• [Exercise materials]
=======
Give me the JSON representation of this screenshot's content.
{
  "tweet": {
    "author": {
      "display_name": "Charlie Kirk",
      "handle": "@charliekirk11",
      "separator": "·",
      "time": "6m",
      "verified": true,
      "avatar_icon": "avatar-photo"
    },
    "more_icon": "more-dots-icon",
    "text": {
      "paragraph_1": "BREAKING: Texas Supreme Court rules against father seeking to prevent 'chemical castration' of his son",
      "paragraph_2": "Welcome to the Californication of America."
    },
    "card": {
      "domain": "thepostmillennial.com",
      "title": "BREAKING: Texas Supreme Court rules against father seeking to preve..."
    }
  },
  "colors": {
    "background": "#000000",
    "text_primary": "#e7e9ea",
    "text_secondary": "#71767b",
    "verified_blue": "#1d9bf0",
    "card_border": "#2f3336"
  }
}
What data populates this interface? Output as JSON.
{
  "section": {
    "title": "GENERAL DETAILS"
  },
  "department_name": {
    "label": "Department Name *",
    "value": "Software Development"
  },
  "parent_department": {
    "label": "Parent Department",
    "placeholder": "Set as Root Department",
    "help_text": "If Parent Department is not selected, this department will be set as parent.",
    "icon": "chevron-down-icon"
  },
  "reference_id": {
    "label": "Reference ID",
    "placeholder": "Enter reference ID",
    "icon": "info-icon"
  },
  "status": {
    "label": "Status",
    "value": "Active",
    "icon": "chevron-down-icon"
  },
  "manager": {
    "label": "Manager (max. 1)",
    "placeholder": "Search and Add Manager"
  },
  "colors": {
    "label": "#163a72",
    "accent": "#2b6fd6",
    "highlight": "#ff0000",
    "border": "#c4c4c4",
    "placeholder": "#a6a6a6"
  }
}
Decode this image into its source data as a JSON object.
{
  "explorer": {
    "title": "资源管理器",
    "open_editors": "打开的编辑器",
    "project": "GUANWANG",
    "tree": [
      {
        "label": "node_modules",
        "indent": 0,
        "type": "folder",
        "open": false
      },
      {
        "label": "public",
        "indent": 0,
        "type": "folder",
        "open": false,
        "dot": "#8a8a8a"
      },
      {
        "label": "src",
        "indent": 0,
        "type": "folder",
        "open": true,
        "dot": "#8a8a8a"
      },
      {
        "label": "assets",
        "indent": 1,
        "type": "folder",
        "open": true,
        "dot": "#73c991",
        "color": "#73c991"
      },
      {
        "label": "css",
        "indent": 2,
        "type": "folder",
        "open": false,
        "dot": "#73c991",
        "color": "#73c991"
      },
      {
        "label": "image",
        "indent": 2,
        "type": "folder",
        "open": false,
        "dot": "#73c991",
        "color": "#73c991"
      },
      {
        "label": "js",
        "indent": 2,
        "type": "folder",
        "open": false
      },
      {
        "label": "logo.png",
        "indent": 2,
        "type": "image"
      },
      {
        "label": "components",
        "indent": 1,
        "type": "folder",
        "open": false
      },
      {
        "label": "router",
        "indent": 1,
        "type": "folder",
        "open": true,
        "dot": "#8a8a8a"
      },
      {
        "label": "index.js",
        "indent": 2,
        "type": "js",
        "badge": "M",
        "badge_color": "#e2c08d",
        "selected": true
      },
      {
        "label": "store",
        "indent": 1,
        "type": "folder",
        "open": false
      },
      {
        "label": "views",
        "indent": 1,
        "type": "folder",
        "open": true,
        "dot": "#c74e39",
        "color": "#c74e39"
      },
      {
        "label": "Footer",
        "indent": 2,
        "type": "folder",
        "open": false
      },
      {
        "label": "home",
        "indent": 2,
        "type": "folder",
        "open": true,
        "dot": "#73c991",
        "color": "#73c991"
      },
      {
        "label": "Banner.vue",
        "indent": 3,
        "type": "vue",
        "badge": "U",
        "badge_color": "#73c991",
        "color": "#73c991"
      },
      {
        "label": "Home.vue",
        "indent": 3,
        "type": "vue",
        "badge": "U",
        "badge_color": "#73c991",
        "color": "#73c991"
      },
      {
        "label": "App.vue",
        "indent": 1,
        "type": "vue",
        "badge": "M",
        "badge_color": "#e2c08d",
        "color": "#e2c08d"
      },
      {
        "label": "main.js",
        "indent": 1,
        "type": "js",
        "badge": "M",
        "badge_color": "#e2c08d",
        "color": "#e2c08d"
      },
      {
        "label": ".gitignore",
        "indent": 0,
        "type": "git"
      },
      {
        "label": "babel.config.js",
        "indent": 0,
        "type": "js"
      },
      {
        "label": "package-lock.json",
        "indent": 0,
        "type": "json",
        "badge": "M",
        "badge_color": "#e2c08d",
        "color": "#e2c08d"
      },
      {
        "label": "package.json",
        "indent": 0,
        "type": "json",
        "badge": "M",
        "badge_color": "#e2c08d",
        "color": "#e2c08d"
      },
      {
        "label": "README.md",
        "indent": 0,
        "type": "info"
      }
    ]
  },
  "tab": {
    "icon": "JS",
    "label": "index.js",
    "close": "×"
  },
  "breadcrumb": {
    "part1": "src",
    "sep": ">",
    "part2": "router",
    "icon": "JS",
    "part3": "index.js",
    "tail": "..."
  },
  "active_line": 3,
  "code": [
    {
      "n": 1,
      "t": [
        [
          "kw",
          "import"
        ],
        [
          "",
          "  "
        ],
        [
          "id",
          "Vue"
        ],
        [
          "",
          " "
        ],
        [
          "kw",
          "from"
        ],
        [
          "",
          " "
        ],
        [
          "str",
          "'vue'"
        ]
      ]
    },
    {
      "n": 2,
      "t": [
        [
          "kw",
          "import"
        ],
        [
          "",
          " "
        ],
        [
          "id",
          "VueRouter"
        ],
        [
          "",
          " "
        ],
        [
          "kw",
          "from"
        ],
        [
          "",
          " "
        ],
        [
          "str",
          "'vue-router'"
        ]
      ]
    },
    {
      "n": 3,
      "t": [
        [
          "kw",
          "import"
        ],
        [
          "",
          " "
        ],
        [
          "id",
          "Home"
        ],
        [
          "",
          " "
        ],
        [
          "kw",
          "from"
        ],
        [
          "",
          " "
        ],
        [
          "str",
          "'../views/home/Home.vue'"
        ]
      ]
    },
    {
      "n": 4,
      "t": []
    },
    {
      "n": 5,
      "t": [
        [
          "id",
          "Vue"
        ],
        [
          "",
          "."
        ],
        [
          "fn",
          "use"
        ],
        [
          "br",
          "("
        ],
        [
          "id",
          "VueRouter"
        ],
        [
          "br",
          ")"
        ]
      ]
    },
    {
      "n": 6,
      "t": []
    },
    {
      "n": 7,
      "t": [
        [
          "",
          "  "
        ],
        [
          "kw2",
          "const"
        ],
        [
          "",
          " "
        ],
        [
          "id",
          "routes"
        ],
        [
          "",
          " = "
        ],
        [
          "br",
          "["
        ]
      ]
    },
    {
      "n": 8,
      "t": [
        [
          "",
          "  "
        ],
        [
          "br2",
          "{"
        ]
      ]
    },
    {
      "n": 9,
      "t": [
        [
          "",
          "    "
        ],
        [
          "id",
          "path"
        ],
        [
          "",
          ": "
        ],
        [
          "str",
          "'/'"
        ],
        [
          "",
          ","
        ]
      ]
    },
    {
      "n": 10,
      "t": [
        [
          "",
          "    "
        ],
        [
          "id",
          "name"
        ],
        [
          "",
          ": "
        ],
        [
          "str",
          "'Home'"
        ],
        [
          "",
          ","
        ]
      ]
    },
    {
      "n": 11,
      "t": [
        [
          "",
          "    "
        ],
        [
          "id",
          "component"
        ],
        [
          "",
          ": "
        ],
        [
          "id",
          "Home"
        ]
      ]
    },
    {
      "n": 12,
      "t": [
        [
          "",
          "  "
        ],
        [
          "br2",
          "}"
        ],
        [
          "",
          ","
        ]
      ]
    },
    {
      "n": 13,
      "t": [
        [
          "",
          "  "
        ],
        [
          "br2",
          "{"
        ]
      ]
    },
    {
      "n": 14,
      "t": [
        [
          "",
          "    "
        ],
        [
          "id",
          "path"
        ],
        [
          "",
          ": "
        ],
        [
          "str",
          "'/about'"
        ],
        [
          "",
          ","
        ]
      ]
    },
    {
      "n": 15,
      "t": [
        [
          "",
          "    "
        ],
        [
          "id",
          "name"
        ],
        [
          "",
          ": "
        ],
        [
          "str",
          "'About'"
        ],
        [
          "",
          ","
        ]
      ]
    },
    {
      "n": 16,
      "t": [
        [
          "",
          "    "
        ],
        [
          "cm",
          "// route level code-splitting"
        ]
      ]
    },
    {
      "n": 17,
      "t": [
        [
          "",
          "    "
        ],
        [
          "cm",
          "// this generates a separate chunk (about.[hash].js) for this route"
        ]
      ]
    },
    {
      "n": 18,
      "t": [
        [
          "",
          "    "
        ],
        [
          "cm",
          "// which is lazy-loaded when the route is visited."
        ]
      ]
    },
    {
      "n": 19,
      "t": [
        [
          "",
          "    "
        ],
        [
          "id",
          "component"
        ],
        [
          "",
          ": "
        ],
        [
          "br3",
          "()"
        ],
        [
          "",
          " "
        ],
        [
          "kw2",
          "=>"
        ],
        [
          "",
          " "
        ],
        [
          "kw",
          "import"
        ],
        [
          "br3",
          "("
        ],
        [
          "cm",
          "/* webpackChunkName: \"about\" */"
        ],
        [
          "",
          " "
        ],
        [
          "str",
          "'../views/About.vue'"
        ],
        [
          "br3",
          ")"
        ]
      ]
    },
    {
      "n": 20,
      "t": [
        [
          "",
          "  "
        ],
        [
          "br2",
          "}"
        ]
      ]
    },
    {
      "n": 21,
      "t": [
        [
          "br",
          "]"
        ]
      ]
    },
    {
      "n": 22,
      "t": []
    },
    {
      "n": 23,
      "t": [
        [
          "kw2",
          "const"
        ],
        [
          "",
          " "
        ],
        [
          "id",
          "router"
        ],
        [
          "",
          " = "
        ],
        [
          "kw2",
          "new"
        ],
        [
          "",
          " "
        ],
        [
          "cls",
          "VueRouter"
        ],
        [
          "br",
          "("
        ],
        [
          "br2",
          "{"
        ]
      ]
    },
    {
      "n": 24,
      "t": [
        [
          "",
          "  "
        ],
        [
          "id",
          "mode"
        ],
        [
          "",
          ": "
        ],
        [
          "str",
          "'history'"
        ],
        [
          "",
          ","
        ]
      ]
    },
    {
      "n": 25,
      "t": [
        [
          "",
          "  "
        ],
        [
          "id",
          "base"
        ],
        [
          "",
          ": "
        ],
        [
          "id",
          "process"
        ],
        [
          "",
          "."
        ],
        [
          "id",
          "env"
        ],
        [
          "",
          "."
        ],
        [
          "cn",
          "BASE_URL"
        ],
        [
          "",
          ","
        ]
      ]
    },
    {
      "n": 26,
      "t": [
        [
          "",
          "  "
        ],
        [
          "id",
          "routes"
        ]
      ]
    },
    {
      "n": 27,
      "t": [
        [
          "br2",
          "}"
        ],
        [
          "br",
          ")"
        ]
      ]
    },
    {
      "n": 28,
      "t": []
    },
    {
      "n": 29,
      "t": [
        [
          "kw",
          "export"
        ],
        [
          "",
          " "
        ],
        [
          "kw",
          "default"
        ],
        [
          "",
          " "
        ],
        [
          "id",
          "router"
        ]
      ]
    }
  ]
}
=======
From the listing above, copy every line that holds the string "rules".

      "paragraph_1": "BREAKING: Texas Supreme Court rules against father seeking to prevent 'chemical castration' of his son",
      "title": "BREAKING: Texas Supreme Court rules against father seeking to preve..."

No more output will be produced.